Go through the material below and count the lines with the string "Food"; the number is the whole answer.
--- start of Record excerpts ---
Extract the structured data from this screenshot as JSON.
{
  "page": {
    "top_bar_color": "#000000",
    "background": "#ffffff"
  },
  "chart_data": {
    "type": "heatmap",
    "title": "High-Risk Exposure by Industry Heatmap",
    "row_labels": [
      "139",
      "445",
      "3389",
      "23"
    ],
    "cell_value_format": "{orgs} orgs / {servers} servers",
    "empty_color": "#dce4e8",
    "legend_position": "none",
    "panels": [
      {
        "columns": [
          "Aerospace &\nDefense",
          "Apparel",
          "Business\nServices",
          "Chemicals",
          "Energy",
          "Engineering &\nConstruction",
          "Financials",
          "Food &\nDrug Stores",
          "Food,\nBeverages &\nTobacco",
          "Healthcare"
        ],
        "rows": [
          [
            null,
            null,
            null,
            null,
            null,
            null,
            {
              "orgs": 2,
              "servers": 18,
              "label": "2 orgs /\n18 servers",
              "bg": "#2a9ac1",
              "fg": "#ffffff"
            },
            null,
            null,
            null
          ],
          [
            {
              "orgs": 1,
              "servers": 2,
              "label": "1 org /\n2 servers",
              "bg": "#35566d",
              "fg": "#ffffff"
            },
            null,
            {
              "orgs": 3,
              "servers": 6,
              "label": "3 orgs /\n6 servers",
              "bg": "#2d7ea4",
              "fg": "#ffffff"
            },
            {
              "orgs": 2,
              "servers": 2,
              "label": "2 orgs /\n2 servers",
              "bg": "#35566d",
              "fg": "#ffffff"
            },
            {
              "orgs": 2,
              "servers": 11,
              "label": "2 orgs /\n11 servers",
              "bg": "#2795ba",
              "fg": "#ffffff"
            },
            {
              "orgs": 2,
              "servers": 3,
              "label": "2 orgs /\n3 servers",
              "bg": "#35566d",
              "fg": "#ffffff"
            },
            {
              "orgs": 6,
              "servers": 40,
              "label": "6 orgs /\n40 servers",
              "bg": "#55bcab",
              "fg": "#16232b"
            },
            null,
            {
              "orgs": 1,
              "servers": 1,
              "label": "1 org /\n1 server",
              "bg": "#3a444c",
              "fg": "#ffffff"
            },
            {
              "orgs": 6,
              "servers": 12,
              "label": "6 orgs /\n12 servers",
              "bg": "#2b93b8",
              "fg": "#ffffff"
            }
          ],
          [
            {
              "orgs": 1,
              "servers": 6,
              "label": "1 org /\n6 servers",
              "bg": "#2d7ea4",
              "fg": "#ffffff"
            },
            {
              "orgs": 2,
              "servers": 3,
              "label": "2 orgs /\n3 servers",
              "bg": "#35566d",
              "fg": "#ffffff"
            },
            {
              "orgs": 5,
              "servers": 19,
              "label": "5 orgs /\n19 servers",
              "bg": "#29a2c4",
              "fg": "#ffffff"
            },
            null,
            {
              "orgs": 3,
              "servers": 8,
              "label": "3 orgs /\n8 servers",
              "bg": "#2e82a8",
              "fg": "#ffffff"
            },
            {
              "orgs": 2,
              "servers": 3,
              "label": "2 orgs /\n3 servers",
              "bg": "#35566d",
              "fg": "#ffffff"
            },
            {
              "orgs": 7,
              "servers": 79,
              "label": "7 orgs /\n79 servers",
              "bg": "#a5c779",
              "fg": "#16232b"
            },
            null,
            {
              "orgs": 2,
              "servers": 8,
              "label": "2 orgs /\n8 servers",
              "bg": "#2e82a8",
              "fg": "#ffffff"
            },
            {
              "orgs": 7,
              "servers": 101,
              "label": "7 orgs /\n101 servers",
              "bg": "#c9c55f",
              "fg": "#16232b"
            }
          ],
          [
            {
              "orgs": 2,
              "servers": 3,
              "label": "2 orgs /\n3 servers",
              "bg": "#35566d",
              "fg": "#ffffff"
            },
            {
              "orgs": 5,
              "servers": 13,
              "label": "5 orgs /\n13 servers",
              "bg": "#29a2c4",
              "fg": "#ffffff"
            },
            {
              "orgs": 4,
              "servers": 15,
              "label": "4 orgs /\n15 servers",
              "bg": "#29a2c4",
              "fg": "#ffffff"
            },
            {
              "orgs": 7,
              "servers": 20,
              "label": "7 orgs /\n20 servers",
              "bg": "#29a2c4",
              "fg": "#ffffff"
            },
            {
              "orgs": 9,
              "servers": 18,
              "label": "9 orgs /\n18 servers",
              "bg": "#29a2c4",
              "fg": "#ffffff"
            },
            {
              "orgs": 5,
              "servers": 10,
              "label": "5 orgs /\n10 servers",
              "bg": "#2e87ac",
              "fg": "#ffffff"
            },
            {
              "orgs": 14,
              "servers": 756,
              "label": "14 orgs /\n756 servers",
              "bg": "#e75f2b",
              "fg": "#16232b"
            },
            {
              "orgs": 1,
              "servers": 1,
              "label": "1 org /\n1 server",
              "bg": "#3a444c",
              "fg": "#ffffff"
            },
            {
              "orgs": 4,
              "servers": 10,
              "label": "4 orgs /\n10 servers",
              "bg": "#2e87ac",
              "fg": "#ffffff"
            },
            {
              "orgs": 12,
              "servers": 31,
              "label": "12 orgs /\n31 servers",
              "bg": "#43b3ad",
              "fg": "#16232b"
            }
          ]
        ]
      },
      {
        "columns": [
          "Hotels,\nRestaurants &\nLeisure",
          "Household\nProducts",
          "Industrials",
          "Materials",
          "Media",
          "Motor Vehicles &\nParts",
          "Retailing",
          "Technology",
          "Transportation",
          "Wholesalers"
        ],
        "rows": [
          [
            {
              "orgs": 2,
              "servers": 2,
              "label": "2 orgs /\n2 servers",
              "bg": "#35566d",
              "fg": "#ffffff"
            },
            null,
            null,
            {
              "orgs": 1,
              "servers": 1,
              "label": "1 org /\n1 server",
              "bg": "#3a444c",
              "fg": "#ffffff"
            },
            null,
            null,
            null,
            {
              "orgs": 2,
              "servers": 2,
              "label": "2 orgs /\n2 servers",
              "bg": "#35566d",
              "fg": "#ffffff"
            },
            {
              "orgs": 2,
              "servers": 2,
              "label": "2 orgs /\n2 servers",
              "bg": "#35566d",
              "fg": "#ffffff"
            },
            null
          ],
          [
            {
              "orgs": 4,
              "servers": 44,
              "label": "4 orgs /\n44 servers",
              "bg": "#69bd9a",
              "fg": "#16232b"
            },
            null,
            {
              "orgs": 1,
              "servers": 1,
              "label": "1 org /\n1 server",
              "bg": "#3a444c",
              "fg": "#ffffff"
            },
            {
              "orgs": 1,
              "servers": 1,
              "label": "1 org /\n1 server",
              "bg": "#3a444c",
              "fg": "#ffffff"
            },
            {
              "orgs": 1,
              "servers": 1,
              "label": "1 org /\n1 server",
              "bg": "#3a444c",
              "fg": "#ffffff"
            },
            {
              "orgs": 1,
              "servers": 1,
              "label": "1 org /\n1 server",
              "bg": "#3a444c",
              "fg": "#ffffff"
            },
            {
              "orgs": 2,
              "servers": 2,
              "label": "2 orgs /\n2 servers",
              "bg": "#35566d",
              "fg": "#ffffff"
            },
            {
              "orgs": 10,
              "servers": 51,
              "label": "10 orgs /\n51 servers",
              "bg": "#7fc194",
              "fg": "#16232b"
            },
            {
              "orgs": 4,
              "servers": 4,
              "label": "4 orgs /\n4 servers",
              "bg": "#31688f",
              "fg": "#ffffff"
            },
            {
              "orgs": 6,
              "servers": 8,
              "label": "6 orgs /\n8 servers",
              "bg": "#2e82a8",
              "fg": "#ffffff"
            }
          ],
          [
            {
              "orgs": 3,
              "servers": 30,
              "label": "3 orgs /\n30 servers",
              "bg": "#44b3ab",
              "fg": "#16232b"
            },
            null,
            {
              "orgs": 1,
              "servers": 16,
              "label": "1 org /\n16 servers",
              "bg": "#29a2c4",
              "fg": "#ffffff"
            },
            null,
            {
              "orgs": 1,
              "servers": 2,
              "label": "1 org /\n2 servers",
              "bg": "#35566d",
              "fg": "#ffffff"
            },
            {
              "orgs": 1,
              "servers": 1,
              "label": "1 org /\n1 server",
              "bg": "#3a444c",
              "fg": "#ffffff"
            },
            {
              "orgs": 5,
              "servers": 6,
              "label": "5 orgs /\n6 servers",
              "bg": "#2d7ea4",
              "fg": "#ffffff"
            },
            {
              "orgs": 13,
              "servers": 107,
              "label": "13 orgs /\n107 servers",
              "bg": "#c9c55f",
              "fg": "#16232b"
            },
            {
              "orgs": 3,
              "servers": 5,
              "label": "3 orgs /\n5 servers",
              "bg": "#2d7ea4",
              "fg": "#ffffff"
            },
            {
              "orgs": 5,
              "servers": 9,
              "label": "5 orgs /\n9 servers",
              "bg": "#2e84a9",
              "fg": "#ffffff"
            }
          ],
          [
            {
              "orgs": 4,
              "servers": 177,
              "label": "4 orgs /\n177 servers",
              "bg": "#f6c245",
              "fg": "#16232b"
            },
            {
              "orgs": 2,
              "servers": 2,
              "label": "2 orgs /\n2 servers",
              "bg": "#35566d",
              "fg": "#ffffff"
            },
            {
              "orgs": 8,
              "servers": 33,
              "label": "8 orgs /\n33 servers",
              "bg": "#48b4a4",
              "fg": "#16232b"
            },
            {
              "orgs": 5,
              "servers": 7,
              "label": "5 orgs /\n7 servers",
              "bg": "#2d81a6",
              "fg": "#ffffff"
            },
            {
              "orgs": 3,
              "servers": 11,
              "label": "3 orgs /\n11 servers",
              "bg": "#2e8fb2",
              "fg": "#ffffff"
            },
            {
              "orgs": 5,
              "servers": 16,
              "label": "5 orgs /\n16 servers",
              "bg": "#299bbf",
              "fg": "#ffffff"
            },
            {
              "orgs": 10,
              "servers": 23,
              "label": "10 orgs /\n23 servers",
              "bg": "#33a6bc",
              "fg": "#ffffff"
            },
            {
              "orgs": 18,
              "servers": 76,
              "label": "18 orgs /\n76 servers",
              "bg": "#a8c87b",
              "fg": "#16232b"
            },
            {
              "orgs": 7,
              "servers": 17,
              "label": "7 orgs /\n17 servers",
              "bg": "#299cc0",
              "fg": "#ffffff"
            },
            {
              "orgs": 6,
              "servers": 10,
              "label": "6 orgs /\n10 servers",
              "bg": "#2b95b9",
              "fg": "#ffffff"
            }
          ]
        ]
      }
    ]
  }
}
--- end of Record excerpts ---
▶ Reply: 2